### Problem 1
In the docking station text, rewrite the stretch from "If on the other" through "may be implemented.", substituting "handset" for "mobile device".

### Text excerpt
● ● ● ●
At step 540 determination is made as to whether the mobile device has been approved for pairing to the docking station. If the mobile device is not identified as a device associated with the docking station (i.e., a device not previously paired with the docking station), the connection initiation process continues as shown at step 550. The identification process may be implemented at the wireless docking/charging station. In another embodiment the determination may be made at the mobile device if the mobile device obtains identification information from the wireless docking/charging station.
If on the other hand, the mobile device is identified as a device associated with the docking station (i.e., a device which was previously paired with the docking station), the connection initiation process continues as shown at step 555. The connection process may, for example, start the Wi-Fi or Wi-Gig connection process and exchange information required for communication setup between the mobile device and the wireless docking/charging station. Conventional processes for setting up and maintaining the Wi-Fi, Wi-Gig or other communication forms may be implemented.
In an exemplary embodiment, the wireless docking/charging station may optionally monitor proximity of the mobile device. This is shown in optional step 557. This step may be done by polling the mobile device or receiving periodic advertisement from the device. If the mobile device is removed from the wireless docking/charging station, the connection may be terminated as shown in step 559. Otherwise, the termination may be maintained as shown.
● ● ● ●
### Supplied data

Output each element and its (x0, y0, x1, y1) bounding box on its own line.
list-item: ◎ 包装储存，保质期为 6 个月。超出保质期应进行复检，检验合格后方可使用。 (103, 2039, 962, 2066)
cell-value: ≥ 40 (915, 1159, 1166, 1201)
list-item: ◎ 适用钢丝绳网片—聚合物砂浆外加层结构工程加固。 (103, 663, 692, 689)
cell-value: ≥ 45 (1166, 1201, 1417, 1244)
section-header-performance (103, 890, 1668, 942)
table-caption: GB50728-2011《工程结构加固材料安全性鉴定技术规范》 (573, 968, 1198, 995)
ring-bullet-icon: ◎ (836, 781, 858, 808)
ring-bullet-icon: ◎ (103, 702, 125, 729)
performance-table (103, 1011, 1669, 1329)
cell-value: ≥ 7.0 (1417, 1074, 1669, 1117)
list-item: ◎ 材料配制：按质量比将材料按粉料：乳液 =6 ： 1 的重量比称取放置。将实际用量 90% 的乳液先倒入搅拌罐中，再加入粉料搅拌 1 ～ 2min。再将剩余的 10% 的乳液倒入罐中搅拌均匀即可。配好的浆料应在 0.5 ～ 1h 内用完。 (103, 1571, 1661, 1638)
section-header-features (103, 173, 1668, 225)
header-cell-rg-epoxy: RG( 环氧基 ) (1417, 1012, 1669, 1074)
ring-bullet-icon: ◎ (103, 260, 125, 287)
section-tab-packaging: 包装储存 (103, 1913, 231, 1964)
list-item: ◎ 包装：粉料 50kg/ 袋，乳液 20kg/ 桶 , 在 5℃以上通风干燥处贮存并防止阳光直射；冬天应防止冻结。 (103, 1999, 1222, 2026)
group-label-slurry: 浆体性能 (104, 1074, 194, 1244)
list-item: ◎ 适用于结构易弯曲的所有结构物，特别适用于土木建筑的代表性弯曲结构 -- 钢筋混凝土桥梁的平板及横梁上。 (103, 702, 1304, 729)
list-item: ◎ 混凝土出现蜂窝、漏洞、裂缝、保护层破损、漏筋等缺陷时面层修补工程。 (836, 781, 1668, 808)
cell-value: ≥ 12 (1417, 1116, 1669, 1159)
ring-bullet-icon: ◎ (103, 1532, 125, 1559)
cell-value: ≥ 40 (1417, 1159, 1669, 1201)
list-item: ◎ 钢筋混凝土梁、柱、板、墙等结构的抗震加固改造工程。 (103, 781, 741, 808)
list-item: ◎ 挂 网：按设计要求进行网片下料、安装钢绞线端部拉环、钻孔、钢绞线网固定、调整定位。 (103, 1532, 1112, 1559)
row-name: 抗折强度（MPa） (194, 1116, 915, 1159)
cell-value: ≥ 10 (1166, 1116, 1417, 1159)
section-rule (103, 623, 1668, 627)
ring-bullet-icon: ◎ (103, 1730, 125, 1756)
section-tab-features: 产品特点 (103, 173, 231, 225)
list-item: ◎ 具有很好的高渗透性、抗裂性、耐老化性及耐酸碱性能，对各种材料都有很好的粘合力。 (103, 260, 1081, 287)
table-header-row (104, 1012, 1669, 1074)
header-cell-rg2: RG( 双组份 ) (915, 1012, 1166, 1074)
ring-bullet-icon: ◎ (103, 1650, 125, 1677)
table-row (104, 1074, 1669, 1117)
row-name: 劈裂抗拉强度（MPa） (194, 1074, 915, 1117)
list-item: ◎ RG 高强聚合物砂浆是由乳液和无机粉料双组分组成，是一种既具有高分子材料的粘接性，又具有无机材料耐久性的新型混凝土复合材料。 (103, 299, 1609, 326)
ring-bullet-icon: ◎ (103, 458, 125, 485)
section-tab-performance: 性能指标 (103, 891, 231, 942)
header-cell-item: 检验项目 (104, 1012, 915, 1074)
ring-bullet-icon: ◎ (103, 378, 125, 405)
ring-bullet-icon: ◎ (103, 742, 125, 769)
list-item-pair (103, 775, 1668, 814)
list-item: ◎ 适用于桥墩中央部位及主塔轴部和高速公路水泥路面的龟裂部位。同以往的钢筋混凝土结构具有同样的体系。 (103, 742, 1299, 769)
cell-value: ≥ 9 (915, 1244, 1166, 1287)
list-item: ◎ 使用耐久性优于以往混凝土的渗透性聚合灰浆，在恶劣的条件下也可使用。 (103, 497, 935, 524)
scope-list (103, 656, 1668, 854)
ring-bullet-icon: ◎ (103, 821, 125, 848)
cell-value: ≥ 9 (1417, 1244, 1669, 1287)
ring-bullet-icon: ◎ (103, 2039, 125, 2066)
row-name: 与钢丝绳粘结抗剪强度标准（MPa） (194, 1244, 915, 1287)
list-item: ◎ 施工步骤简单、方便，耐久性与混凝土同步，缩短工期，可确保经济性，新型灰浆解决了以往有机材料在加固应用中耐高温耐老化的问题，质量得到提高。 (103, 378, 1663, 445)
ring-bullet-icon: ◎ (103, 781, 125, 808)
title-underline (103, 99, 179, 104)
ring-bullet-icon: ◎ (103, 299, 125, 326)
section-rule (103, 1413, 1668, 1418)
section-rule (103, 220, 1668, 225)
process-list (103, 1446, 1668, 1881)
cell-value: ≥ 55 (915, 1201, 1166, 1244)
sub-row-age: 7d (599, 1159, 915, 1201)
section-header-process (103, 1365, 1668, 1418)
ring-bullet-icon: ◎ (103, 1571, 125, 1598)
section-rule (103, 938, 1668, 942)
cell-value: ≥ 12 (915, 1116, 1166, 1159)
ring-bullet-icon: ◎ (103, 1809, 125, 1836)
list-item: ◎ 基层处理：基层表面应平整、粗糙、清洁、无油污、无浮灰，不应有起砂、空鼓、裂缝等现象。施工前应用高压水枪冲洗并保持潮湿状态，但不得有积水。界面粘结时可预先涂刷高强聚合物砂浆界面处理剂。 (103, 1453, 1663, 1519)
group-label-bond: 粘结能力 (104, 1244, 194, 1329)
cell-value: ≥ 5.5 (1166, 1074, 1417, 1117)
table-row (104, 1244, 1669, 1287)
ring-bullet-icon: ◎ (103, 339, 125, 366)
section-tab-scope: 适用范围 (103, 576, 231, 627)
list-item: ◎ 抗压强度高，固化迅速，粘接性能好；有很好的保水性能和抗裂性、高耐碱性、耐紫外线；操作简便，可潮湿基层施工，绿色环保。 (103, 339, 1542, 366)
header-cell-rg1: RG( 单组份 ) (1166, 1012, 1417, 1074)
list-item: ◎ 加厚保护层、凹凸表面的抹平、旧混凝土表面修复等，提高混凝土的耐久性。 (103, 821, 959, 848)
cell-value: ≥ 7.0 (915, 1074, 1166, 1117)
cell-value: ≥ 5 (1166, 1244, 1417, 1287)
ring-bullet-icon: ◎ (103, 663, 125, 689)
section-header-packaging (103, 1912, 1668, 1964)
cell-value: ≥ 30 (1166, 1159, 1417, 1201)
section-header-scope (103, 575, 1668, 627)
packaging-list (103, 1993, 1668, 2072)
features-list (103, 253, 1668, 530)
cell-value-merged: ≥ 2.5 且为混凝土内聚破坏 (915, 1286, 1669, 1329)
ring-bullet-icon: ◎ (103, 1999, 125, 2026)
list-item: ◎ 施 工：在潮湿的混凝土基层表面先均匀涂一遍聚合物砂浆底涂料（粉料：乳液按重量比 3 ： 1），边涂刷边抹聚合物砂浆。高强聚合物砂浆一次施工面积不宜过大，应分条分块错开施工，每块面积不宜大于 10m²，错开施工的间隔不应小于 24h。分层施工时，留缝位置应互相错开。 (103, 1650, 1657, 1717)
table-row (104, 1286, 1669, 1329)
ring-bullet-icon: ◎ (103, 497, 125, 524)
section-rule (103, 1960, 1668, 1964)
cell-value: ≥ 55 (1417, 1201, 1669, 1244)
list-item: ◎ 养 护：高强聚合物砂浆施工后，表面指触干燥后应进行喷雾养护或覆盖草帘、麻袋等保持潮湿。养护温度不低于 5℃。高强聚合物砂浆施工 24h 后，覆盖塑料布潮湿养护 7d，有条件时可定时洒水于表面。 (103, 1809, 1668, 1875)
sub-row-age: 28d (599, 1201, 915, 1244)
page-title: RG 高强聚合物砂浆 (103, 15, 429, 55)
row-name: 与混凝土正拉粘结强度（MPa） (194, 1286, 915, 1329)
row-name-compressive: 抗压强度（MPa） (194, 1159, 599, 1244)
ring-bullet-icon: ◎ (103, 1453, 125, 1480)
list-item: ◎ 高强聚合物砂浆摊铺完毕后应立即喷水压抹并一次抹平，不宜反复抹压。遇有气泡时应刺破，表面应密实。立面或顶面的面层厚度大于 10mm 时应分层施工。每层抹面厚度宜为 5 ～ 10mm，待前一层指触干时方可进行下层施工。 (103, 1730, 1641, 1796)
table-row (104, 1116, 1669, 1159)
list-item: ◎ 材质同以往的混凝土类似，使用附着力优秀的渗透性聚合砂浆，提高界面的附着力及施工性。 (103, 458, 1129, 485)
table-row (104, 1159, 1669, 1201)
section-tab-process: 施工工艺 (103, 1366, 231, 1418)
● ● ● ●
### Problem 2
Return the records from their start through the line containing "list-item: ◎ 挂", unchanged.

### Exercise output 1
If on the other hand, the handset is identified as a device associated with the docking station (i.e., a device which was previously paired with the docking station), the connection initiation process continues as shown at step 555. The connection process may, for example, start the Wi-Fi or Wi-Gig connection process and exchange information required for communication setup between the handset and the wireless docking/charging station. Conventional processes for setting up and maintaining the Wi-Fi, Wi-Gig or other communication forms may be implemented.

### Exercise output 2
Output each element and its (x0, y0, x1, y1) bounding box on its own line.
list-item: ◎ 包装储存，保质期为 6 个月。超出保质期应进行复检，检验合格后方可使用。 (103, 2039, 962, 2066)
cell-value: ≥ 40 (915, 1159, 1166, 1201)
list-item: ◎ 适用钢丝绳网片—聚合物砂浆外加层结构工程加固。 (103, 663, 692, 689)
cell-value: ≥ 45 (1166, 1201, 1417, 1244)
section-header-performance (103, 890, 1668, 942)
table-caption: GB50728-2011《工程结构加固材料安全性鉴定技术规范》 (573, 968, 1198, 995)
ring-bullet-icon: ◎ (836, 781, 858, 808)
ring-bullet-icon: ◎ (103, 702, 125, 729)
performance-table (103, 1011, 1669, 1329)
cell-value: ≥ 7.0 (1417, 1074, 1669, 1117)
list-item: ◎ 材料配制：按质量比将材料按粉料：乳液 =6 ： 1 的重量比称取放置。将实际用量 90% 的乳液先倒入搅拌罐中，再加入粉料搅拌 1 ～ 2min。再将剩余的 10% 的乳液倒入罐中搅拌均匀即可。配好的浆料应在 0.5 ～ 1h 内用完。 (103, 1571, 1661, 1638)
section-header-features (103, 173, 1668, 225)
header-cell-rg-epoxy: RG( 环氧基 ) (1417, 1012, 1669, 1074)
ring-bullet-icon: ◎ (103, 260, 125, 287)
section-tab-packaging: 包装储存 (103, 1913, 231, 1964)
list-item: ◎ 包装：粉料 50kg/ 袋，乳液 20kg/ 桶 , 在 5℃以上通风干燥处贮存并防止阳光直射；冬天应防止冻结。 (103, 1999, 1222, 2026)
group-label-slurry: 浆体性能 (104, 1074, 194, 1244)
list-item: ◎ 适用于结构易弯曲的所有结构物，特别适用于土木建筑的代表性弯曲结构 -- 钢筋混凝土桥梁的平板及横梁上。 (103, 702, 1304, 729)
list-item: ◎ 混凝土出现蜂窝、漏洞、裂缝、保护层破损、漏筋等缺陷时面层修补工程。 (836, 781, 1668, 808)
cell-value: ≥ 12 (1417, 1116, 1669, 1159)
ring-bullet-icon: ◎ (103, 1532, 125, 1559)
cell-value: ≥ 40 (1417, 1159, 1669, 1201)
list-item: ◎ 钢筋混凝土梁、柱、板、墙等结构的抗震加固改造工程。 (103, 781, 741, 808)
list-item: ◎ 挂 网：按设计要求进行网片下料、安装钢绞线端部拉环、钻孔、钢绞线网固定、调整定位。 (103, 1532, 1112, 1559)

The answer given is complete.